### What you need to do
Write out the material exactly, without any of its pictures.

___

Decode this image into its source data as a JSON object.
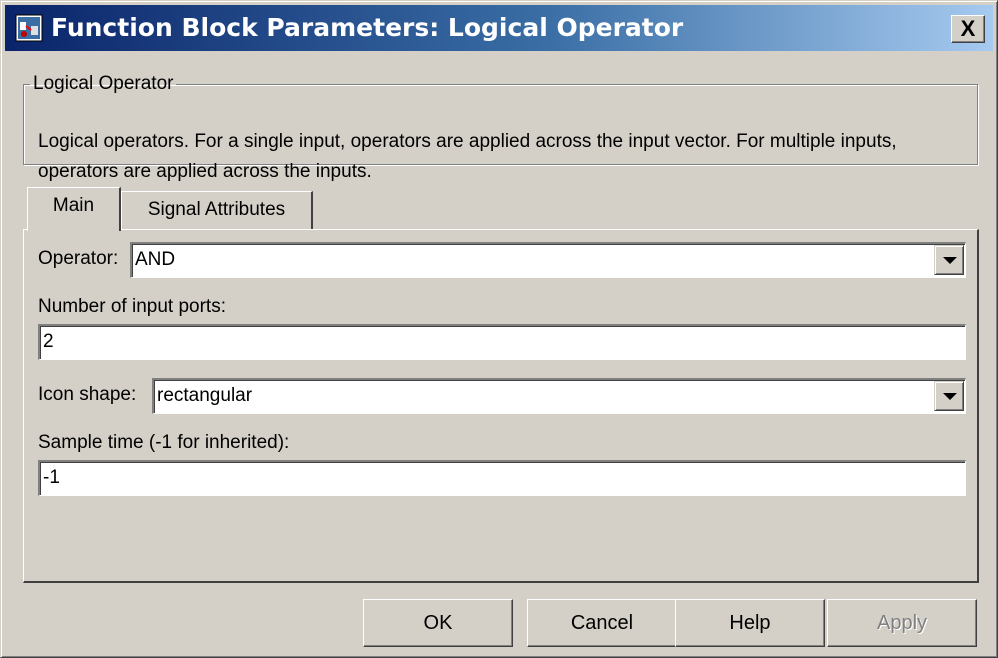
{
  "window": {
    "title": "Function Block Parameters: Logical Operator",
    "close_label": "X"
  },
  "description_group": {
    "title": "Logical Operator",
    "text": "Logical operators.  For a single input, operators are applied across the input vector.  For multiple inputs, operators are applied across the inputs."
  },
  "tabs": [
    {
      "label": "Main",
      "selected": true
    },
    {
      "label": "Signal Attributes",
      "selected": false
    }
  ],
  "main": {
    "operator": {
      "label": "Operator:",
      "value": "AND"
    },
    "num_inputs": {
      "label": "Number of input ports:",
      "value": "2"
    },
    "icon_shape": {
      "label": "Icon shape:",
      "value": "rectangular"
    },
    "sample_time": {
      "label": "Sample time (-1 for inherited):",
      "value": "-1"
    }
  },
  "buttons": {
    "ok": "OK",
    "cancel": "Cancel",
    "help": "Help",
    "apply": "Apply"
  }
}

___

### Exercise output
Decode this image into its source data as a JSON object.
{
  "window": {
    "title": "Function Block Parameters: Logical Operator",
    "close_label": "X"
  },
  "description_group": {
    "title": "Logical Operator",
    "text": "Logical operators.  For a single input, operators are applied across the input vector.  For multiple inputs, operators are applied across the inputs."
  },
  "tabs": [
    {
      "label": "Main",
      "selected": true
    },
    {
      "label": "Signal Attributes",
      "selected": false
    }
  ],
  "main": {
    "operator": {
      "label": "Operator:",
      "value": "AND"
    },
    "num_inputs": {
      "label": "Number of input ports:",
      "value": "2"
    },
    "icon_shape": {
      "label": "Icon shape:",
      "value": "rectangular"
    },
    "sample_time": {
      "label": "Sample time (-1 for inherited):",
      "value": "-1"
    }
  },
  "buttons": {
    "ok": "OK",
    "cancel": "Cancel",
    "help": "Help",
    "apply": "Apply"
  }
}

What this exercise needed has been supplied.